* [Set problem]:
Copy the listing below word for word, but leave out the pictures.

* [Input material]:
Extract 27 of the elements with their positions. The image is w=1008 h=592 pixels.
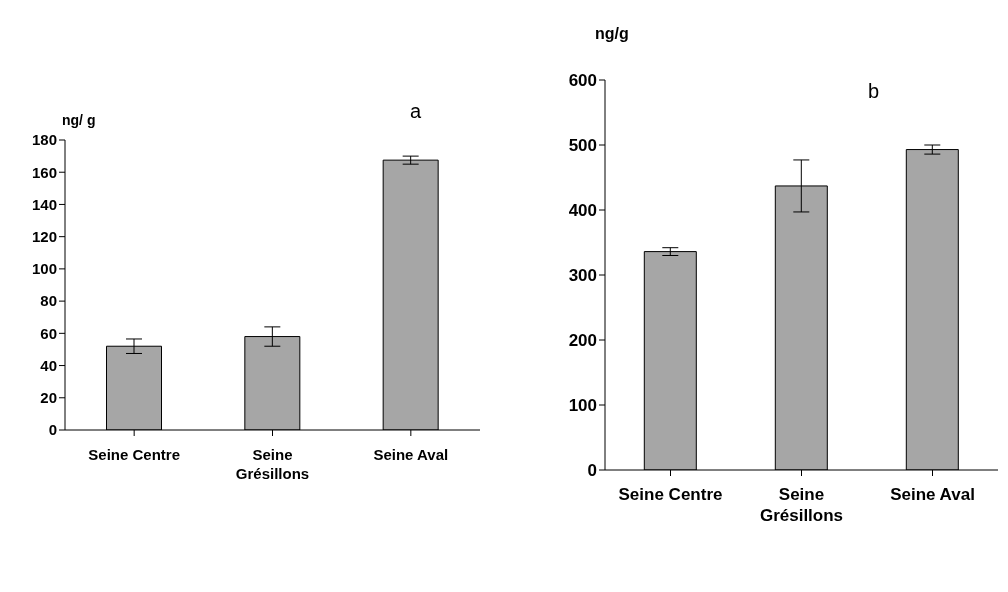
y-axis-title: ng/ g	[62, 112, 96, 128]
y-tick-label: 100	[568, 396, 597, 416]
x-tick-label: Seine Aval	[890, 485, 975, 504]
x-tick-label: Seine Grésillons	[759, 485, 844, 526]
y-tick-label: 0	[587, 461, 597, 481]
y-tick-label: 0	[48, 421, 57, 439]
x-tick-label: Seine Centre	[618, 485, 723, 504]
y-tick-label: 60	[40, 324, 57, 342]
y-axis-title: ng/g	[595, 25, 629, 43]
x-tick-label: Seine Grésillons	[235, 446, 310, 482]
y-tick-label: 180	[31, 131, 57, 149]
y-tick-label: 140	[31, 195, 57, 213]
x-tick-label: Seine Centre	[88, 446, 181, 463]
y-tick-label: 160	[31, 163, 57, 181]
y-tick-label: 200	[568, 331, 597, 351]
y-tick-label: 100	[31, 260, 57, 278]
y-tick-label: 40	[40, 356, 57, 374]
y-tick-label: 120	[31, 227, 57, 245]
y-tick-label: 500	[568, 136, 597, 156]
y-tick-label: 300	[568, 266, 597, 286]
y-tick-label: 20	[40, 389, 57, 407]
y-tick-label: 400	[568, 201, 597, 221]
y-tick-label: 600	[568, 71, 597, 91]
annotation: b	[868, 80, 880, 103]
x-tick-label: Seine Aval	[373, 446, 449, 463]
text: a	[410, 100, 422, 123]
y-tick-label: 80	[40, 292, 57, 310]
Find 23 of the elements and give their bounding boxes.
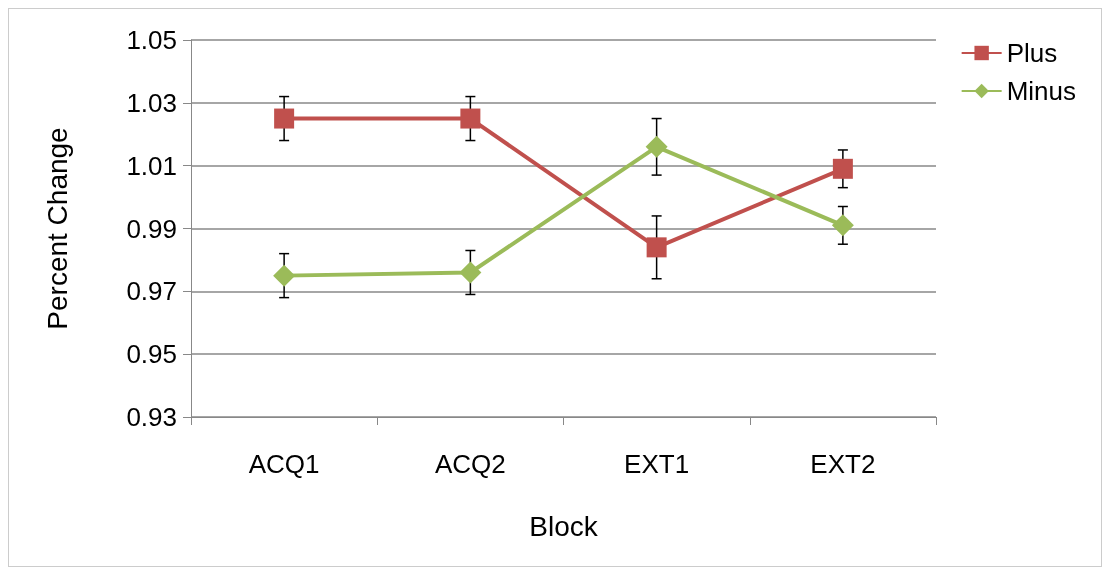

* [Output of the task]:
Extract 27 of the elements with their positions. The image is w=1008 h=592 pixels.
y-axis-title: ng/ g	[62, 112, 96, 128]
y-tick-label: 100	[568, 396, 597, 416]
x-tick-label: Seine Aval	[890, 485, 975, 504]
x-tick-label: Seine Grésillons	[759, 485, 844, 526]
y-tick-label: 0	[587, 461, 597, 481]
y-tick-label: 0	[48, 421, 57, 439]
x-tick-label: Seine Centre	[618, 485, 723, 504]
y-tick-label: 60	[40, 324, 57, 342]
y-axis-title: ng/g	[595, 25, 629, 43]
x-tick-label: Seine Grésillons	[235, 446, 310, 482]
y-tick-label: 180	[31, 131, 57, 149]
y-tick-label: 140	[31, 195, 57, 213]
x-tick-label: Seine Centre	[88, 446, 181, 463]
y-tick-label: 160	[31, 163, 57, 181]
y-tick-label: 200	[568, 331, 597, 351]
y-tick-label: 100	[31, 260, 57, 278]
y-tick-label: 40	[40, 356, 57, 374]
y-tick-label: 120	[31, 227, 57, 245]
y-tick-label: 500	[568, 136, 597, 156]
y-tick-label: 300	[568, 266, 597, 286]
y-tick-label: 20	[40, 389, 57, 407]
y-tick-label: 400	[568, 201, 597, 221]
y-tick-label: 600	[568, 71, 597, 91]
annotation: b	[868, 80, 880, 103]
x-tick-label: Seine Aval	[373, 446, 449, 463]
text: a	[410, 100, 422, 123]
y-tick-label: 80	[40, 292, 57, 310]
Find 23 of the elements and give their bounding boxes.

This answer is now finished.